#### [Instructions for the task]
Return all lines that include the string "this".

Figure dataset records
________
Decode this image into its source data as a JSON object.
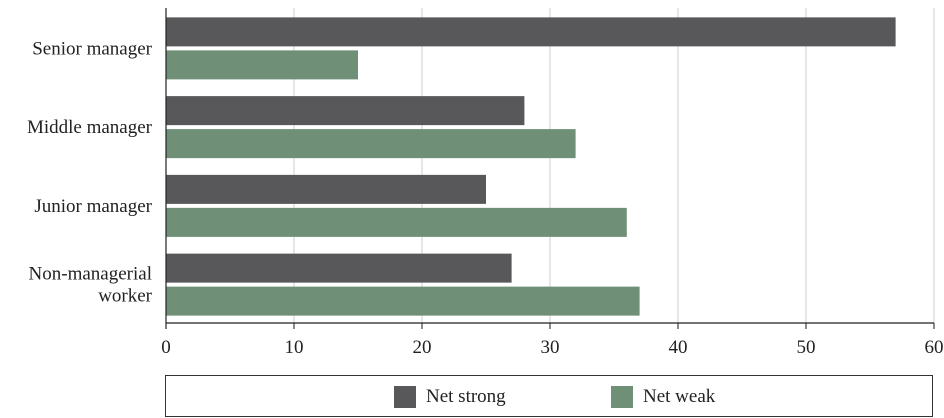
{
  "chart_data": {
    "type": "bar",
    "orientation": "horizontal",
    "categories": [
      "Senior manager",
      "Middle manager",
      "Junior manager",
      "Non-managerial worker"
    ],
    "category_lines": [
      [
        "Senior manager"
      ],
      [
        "Middle manager"
      ],
      [
        "Junior manager"
      ],
      [
        "Non-managerial",
        "worker"
      ]
    ],
    "series": [
      {
        "name": "Net strong",
        "values": [
          57,
          28,
          25,
          27
        ],
        "color": "#58585a"
      },
      {
        "name": "Net weak",
        "values": [
          15,
          32,
          36,
          37
        ],
        "color": "#6f8f76"
      }
    ],
    "x_ticks": [
      "0",
      "10",
      "20",
      "30",
      "40",
      "50",
      "60"
    ],
    "xlim": [
      0,
      60
    ],
    "grid": true,
    "legend_position": "bottom",
    "title": "",
    "xlabel": "",
    "ylabel": ""
  }
}
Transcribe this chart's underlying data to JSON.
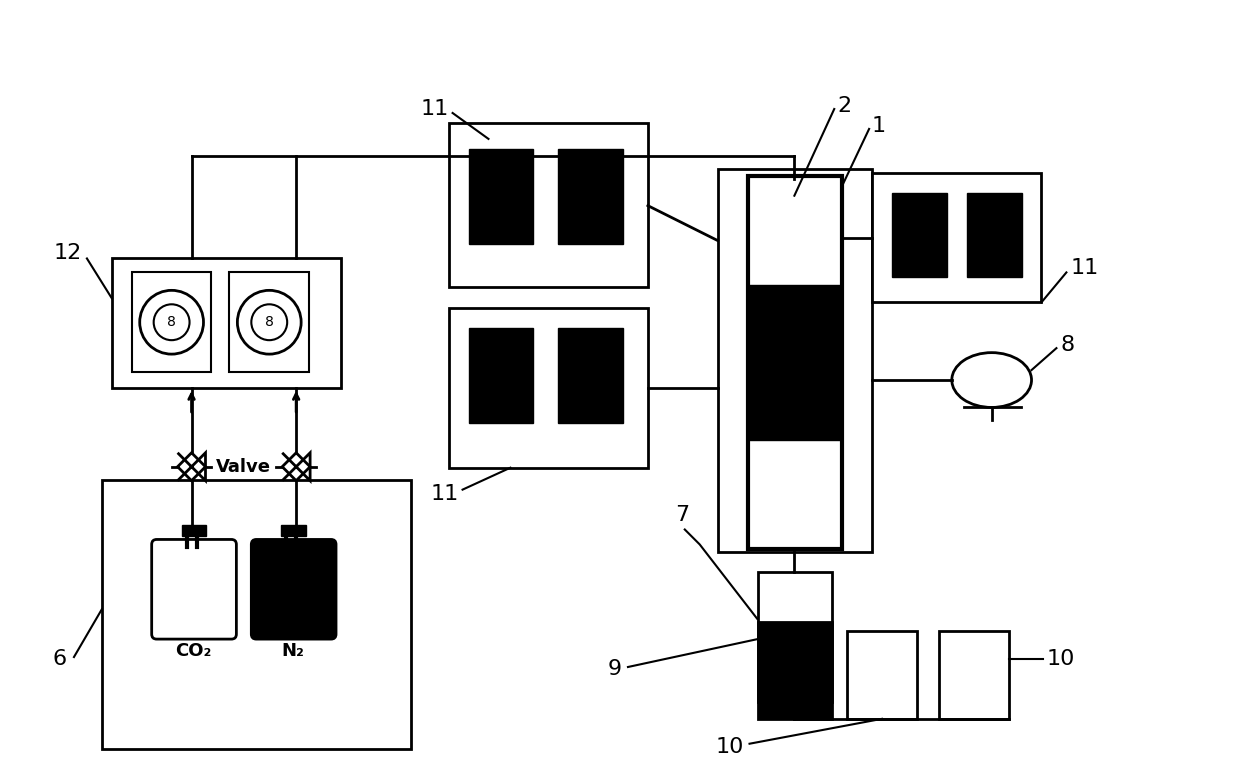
________
#### [Reply to the task]
Decode this image into its source data as a JSON object.
Transcribe this chart's underlying data to JSON.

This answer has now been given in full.